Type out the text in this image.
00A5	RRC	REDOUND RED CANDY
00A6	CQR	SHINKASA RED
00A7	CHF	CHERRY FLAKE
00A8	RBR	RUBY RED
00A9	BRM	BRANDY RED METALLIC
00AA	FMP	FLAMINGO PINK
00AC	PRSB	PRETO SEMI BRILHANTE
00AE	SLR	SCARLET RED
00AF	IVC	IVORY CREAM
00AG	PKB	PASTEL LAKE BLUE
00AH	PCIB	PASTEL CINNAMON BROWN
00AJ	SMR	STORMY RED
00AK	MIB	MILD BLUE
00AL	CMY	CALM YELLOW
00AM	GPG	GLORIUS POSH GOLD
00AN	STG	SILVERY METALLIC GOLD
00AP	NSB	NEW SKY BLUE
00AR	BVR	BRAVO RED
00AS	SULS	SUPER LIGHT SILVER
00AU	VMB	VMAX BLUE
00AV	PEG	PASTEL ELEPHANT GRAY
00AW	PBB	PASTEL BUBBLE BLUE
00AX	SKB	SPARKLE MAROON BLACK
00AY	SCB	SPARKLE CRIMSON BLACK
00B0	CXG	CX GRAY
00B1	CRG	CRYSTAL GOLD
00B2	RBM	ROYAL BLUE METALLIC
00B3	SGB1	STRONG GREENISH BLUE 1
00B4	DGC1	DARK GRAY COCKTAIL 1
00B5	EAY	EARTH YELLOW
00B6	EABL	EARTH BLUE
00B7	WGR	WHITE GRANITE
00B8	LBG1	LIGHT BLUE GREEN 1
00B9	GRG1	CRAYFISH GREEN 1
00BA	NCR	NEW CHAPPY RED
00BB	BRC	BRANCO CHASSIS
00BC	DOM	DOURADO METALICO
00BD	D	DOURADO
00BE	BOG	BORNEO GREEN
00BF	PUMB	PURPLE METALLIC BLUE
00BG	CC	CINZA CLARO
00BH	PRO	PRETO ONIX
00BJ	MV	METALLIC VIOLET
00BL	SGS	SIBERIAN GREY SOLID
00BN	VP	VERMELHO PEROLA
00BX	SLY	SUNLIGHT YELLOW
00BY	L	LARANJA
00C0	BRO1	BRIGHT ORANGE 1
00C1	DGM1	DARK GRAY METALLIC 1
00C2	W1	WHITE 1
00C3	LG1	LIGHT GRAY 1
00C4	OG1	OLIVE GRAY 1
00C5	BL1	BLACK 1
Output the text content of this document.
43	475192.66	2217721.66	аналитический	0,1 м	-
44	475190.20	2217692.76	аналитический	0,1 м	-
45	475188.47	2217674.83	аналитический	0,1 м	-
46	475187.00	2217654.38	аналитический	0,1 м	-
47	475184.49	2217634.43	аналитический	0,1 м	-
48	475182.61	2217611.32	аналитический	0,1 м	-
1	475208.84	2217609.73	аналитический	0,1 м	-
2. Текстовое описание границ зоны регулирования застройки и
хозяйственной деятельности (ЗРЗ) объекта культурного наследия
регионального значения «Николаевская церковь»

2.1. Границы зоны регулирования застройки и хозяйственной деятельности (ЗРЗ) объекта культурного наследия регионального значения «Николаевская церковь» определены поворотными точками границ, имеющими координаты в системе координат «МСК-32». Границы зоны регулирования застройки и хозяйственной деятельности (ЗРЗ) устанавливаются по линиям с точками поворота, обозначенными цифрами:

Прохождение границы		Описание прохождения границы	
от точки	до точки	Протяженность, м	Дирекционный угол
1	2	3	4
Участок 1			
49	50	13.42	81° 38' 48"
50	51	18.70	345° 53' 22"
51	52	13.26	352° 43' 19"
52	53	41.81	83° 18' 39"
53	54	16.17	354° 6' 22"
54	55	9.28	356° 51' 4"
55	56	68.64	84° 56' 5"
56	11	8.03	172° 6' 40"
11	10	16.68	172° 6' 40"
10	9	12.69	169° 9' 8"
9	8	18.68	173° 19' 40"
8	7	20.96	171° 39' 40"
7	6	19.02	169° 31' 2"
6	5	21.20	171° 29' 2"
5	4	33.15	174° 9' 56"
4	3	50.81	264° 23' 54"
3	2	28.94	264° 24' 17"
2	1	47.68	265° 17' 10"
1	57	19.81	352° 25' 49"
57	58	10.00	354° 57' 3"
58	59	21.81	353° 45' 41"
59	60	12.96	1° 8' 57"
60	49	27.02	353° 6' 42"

++++++++

Problem to work on:
Please quote nothing but the lines from the line with "Output the text content of this document." through the end of the data above, exactly as written, ends included.

Complete response:
Output the text content of this document.
43	475192.66	2217721.66	аналитический	0,1 м	-
44	475190.20	2217692.76	аналитический	0,1 м	-
45	475188.47	2217674.83	аналитический	0,1 м	-
46	475187.00	2217654.38	аналитический	0,1 м	-
47	475184.49	2217634.43	аналитический	0,1 м	-
48	475182.61	2217611.32	аналитический	0,1 м	-
1	475208.84	2217609.73	аналитический	0,1 м	-
2. Текстовое описание границ зоны регулирования застройки и
хозяйственной деятельности (ЗРЗ) объекта культурного наследия
регионального значения «Николаевская церковь»

2.1. Границы зоны регулирования застройки и хозяйственной деятельности (ЗРЗ) объекта культурного наследия регионального значения «Николаевская церковь» определены поворотными точками границ, имеющими координаты в системе координат «МСК-32». Границы зоны регулирования застройки и хозяйственной деятельности (ЗРЗ) устанавливаются по линиям с точками поворота, обозначенными цифрами:

Прохождение границы		Описание прохождения границы	
от точки	до точки	Протяженность, м	Дирекционный угол
1	2	3	4
Участок 1			
49	50	13.42	81° 38' 48"
50	51	18.70	345° 53' 22"
51	52	13.26	352° 43' 19"
52	53	41.81	83° 18' 39"
53	54	16.17	354° 6' 22"
54	55	9.28	356° 51' 4"
55	56	68.64	84° 56' 5"
56	11	8.03	172° 6' 40"
11	10	16.68	172° 6' 40"
10	9	12.69	169° 9' 8"
9	8	18.68	173° 19' 40"
8	7	20.96	171° 39' 40"
7	6	19.02	169° 31' 2"
6	5	21.20	171° 29' 2"
5	4	33.15	174° 9' 56"
4	3	50.81	264° 23' 54"
3	2	28.94	264° 24' 17"
2	1	47.68	265° 17' 10"
1	57	19.81	352° 25' 49"
57	58	10.00	354° 57' 3"
58	59	21.81	353° 45' 41"
59	60	12.96	1° 8' 57"
60	49	27.02	353° 6' 42"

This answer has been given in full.